Reproduce all of the data exactly.

Records from a data collection:

^^^^^^^^^^^^^^^^

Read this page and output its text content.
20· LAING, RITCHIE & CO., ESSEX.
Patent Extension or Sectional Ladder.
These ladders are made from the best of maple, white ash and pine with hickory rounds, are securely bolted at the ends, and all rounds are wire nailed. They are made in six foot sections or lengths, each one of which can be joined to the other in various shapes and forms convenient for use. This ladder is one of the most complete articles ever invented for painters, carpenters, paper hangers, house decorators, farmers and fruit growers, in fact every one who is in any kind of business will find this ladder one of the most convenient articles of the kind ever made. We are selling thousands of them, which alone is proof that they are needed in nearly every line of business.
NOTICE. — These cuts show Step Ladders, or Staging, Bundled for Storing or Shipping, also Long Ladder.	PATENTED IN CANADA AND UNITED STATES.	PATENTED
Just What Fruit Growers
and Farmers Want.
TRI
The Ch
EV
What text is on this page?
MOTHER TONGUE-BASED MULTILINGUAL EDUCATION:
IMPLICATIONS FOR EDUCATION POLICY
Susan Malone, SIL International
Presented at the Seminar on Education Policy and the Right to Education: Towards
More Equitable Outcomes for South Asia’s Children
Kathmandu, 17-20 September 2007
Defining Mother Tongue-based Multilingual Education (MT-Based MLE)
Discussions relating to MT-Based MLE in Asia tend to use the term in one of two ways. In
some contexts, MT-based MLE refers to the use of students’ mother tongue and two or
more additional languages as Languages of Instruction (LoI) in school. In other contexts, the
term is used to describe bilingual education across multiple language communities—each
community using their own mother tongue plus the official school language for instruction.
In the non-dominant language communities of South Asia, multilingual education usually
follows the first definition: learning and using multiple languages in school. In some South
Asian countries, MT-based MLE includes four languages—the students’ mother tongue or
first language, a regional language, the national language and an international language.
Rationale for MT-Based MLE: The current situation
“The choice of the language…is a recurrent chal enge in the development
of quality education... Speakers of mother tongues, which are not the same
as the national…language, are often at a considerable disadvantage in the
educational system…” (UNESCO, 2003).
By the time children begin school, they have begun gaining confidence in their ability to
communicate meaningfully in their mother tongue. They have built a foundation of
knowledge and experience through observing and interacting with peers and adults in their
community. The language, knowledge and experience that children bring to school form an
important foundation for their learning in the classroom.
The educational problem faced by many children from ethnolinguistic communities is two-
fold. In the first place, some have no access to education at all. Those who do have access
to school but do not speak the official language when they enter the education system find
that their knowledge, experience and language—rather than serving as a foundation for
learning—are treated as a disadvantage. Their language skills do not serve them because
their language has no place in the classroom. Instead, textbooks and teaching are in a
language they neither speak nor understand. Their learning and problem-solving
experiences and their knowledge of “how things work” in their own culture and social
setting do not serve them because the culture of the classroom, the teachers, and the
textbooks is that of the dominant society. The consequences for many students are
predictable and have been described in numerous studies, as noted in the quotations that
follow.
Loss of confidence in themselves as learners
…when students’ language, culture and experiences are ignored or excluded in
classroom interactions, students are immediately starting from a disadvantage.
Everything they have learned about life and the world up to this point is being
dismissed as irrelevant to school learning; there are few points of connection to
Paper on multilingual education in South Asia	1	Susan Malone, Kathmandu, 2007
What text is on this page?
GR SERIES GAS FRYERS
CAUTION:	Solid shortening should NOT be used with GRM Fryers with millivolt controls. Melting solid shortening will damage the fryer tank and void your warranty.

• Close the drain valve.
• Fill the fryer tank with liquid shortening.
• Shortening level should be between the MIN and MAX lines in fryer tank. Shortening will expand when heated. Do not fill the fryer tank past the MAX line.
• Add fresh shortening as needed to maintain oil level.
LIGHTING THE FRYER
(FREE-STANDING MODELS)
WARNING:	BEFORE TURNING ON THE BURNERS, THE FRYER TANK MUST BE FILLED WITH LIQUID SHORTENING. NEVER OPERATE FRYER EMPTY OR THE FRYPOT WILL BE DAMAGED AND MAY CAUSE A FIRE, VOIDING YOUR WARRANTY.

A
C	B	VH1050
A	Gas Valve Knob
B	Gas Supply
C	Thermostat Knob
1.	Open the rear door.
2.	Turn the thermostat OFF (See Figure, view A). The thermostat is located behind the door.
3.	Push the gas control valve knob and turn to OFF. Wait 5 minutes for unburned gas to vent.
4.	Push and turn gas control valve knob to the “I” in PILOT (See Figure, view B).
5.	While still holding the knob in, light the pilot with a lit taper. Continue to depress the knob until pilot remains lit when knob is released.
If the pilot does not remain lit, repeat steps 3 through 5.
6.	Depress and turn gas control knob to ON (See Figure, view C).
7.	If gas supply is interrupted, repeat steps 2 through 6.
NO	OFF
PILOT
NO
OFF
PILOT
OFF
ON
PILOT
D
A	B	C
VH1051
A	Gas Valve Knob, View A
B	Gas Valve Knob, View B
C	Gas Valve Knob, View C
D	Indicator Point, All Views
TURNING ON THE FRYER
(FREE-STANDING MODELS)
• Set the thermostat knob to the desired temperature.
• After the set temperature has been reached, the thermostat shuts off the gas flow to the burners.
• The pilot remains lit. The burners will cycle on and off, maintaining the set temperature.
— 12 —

^^^^^^^^^^^^^^^^

» **EXERCISE ANSWER**:
Read this page and output its text content.
20· LAING, RITCHIE & CO., ESSEX.
Patent Extension or Sectional Ladder.
These ladders are made from the best of maple, white ash and pine with hickory rounds, are securely bolted at the ends, and all rounds are wire nailed. They are made in six foot sections or lengths, each one of which can be joined to the other in various shapes and forms convenient for use. This ladder is one of the most complete articles ever invented for painters, carpenters, paper hangers, house decorators, farmers and fruit growers, in fact every one who is in any kind of business will find this ladder one of the most convenient articles of the kind ever made. We are selling thousands of them, which alone is proof that they are needed in nearly every line of business.
NOTICE. — These cuts show Step Ladders, or Staging, Bundled for Storing or Shipping, also Long Ladder.	PATENTED IN CANADA AND UNITED STATES.	PATENTED
Just What Fruit Growers
and Farmers Want.
TRI
The Ch
EV
What text is on this page?
MOTHER TONGUE-BASED MULTILINGUAL EDUCATION:
IMPLICATIONS FOR EDUCATION POLICY
Susan Malone, SIL International
Presented at the Seminar on Education Policy and the Right to Education: Towards
More Equitable Outcomes for South Asia’s Children
Kathmandu, 17-20 September 2007
Defining Mother Tongue-based Multilingual Education (MT-Based MLE)
Discussions relating to MT-Based MLE in Asia tend to use the term in one of two ways. In
some contexts, MT-based MLE refers to the use of students’ mother tongue and two or
more additional languages as Languages of Instruction (LoI) in school. In other contexts, the
term is used to describe bilingual education across multiple language communities—each
community using their own mother tongue plus the official school language for instruction.
In the non-dominant language communities of South Asia, multilingual education usually
follows the first definition: learning and using multiple languages in school. In some South
Asian countries, MT-based MLE includes four languages—the students’ mother tongue or
first language, a regional language, the national language and an international language.
Rationale for MT-Based MLE: The current situation
“The choice of the language…is a recurrent chal enge in the development
of quality education... Speakers of mother tongues, which are not the same
as the national…language, are often at a considerable disadvantage in the
educational system…” (UNESCO, 2003).
By the time children begin school, they have begun gaining confidence in their ability to
communicate meaningfully in their mother tongue. They have built a foundation of
knowledge and experience through observing and interacting with peers and adults in their
community. The language, knowledge and experience that children bring to school form an
important foundation for their learning in the classroom.
The educational problem faced by many children from ethnolinguistic communities is two-
fold. In the first place, some have no access to education at all. Those who do have access
to school but do not speak the official language when they enter the education system find
that their knowledge, experience and language—rather than serving as a foundation for
learning—are treated as a disadvantage. Their language skills do not serve them because
their language has no place in the classroom. Instead, textbooks and teaching are in a
language they neither speak nor understand. Their learning and problem-solving
experiences and their knowledge of “how things work” in their own culture and social
setting do not serve them because the culture of the classroom, the teachers, and the
textbooks is that of the dominant society. The consequences for many students are
predictable and have been described in numerous studies, as noted in the quotations that
follow.
Loss of confidence in themselves as learners
…when students’ language, culture and experiences are ignored or excluded in
classroom interactions, students are immediately starting from a disadvantage.
Everything they have learned about life and the world up to this point is being
dismissed as irrelevant to school learning; there are few points of connection to
Paper on multilingual education in South Asia	1	Susan Malone, Kathmandu, 2007
What text is on this page?
GR SERIES GAS FRYERS
CAUTION:	Solid shortening should NOT be used with GRM Fryers with millivolt controls. Melting solid shortening will damage the fryer tank and void your warranty.

• Close the drain valve.
• Fill the fryer tank with liquid shortening.
• Shortening level should be between the MIN and MAX lines in fryer tank. Shortening will expand when heated. Do not fill the fryer tank past the MAX line.
• Add fresh shortening as needed to maintain oil level.
LIGHTING THE FRYER
(FREE-STANDING MODELS)
WARNING:	BEFORE TURNING ON THE BURNERS, THE FRYER TANK MUST BE FILLED WITH LIQUID SHORTENING. NEVER OPERATE FRYER EMPTY OR THE FRYPOT WILL BE DAMAGED AND MAY CAUSE A FIRE, VOIDING YOUR WARRANTY.

A
C	B	VH1050
A	Gas Valve Knob
B	Gas Supply
C	Thermostat Knob
1.	Open the rear door.
2.	Turn the thermostat OFF (See Figure, view A). The thermostat is located behind the door.
3.	Push the gas control valve knob and turn to OFF. Wait 5 minutes for unburned gas to vent.
4.	Push and turn gas control valve knob to the “I” in PILOT (See Figure, view B).
5.	While still holding the knob in, light the pilot with a lit taper. Continue to depress the knob until pilot remains lit when knob is released.
If the pilot does not remain lit, repeat steps 3 through 5.
6.	Depress and turn gas control knob to ON (See Figure, view C).
7.	If gas supply is interrupted, repeat steps 2 through 6.
NO	OFF
PILOT
NO
OFF
PILOT
OFF
ON
PILOT
D
A	B	C
VH1051
A	Gas Valve Knob, View A
B	Gas Valve Knob, View B
C	Gas Valve Knob, View C
D	Indicator Point, All Views
TURNING ON THE FRYER
(FREE-STANDING MODELS)
• Set the thermostat knob to the desired temperature.
• After the set temperature has been reached, the thermostat shuts off the gas flow to the burners.
• The pilot remains lit. The burners will cycle on and off, maintaining the set temperature.
— 12 —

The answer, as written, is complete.